**What to work on:** Search the records for the word "photo" and pick out every line that has it.

Dataset items
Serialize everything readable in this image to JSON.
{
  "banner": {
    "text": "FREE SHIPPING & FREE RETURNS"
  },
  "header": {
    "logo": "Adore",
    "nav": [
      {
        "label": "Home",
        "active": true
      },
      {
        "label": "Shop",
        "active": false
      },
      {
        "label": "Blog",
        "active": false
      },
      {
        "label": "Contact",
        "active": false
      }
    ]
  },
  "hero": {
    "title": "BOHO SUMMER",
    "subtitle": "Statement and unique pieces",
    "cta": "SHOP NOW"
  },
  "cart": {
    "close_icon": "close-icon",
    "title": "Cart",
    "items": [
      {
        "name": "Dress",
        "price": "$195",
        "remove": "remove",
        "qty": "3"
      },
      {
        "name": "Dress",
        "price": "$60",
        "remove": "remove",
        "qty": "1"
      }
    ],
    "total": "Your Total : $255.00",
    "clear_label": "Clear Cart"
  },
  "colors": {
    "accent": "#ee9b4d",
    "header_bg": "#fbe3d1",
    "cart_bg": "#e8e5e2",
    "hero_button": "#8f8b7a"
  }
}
==
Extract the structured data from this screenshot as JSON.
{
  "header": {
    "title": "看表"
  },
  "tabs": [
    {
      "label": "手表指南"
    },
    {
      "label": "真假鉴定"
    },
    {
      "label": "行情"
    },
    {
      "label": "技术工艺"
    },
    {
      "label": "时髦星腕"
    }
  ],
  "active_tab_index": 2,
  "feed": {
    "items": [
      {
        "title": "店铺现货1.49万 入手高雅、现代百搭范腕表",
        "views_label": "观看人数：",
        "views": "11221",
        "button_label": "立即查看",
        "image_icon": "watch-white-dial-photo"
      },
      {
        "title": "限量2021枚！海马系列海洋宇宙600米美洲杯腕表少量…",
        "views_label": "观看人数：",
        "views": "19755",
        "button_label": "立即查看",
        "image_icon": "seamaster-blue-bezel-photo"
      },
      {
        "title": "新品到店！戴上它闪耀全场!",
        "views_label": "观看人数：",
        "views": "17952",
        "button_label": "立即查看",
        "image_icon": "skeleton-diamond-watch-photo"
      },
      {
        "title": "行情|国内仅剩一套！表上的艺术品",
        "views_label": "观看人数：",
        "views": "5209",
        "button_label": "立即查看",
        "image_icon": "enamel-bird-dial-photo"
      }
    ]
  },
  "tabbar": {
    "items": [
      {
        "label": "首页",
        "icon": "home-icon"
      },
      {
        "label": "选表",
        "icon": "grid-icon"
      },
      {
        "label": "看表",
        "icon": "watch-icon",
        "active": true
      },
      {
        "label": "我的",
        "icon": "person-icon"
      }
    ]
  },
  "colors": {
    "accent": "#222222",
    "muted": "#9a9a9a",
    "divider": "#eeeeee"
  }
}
...
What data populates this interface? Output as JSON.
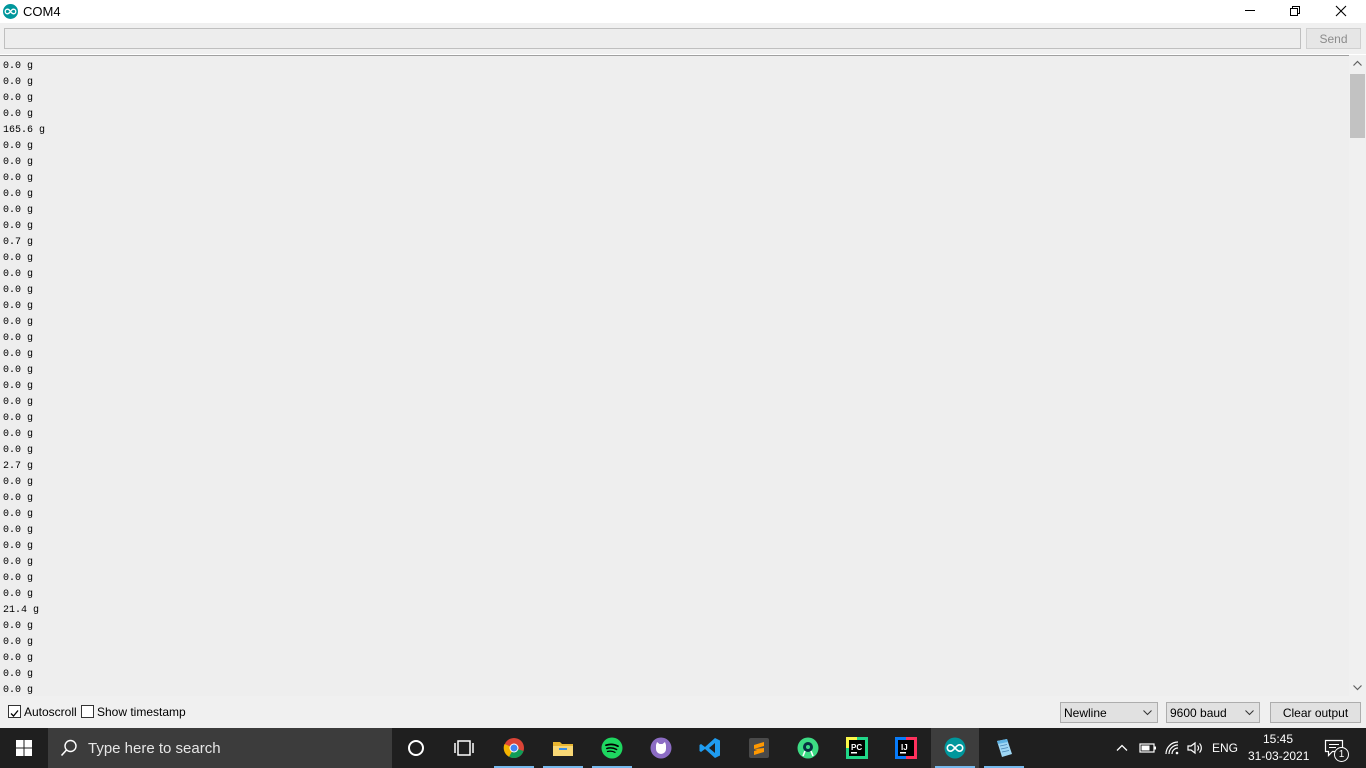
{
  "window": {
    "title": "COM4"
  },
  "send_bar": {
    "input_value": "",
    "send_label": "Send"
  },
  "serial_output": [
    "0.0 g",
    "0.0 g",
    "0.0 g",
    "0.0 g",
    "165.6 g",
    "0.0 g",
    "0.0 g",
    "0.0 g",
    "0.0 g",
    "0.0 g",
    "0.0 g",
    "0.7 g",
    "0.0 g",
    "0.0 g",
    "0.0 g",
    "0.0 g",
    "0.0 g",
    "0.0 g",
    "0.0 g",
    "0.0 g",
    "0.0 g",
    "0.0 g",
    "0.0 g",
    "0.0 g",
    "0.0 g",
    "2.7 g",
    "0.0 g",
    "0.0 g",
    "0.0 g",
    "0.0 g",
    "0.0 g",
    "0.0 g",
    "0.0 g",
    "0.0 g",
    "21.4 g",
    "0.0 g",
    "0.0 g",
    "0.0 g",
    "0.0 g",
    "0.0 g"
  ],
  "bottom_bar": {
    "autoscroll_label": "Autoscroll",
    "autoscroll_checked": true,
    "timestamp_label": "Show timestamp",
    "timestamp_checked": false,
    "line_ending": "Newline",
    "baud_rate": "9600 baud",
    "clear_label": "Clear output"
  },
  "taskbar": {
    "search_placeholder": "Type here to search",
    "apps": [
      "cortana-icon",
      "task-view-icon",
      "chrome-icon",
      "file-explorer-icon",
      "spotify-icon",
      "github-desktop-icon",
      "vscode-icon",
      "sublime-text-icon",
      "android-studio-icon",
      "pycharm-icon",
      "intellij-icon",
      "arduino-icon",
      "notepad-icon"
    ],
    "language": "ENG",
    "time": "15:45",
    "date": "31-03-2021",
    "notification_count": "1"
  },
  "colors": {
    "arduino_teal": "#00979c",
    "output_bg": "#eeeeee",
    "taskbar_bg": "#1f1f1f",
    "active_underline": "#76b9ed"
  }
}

**Solution to this task:**
        "image_icon": "watch-white-dial-photo"
        "image_icon": "seamaster-blue-bezel-photo"
        "image_icon": "skeleton-diamond-watch-photo"
        "image_icon": "enamel-bird-dial-photo"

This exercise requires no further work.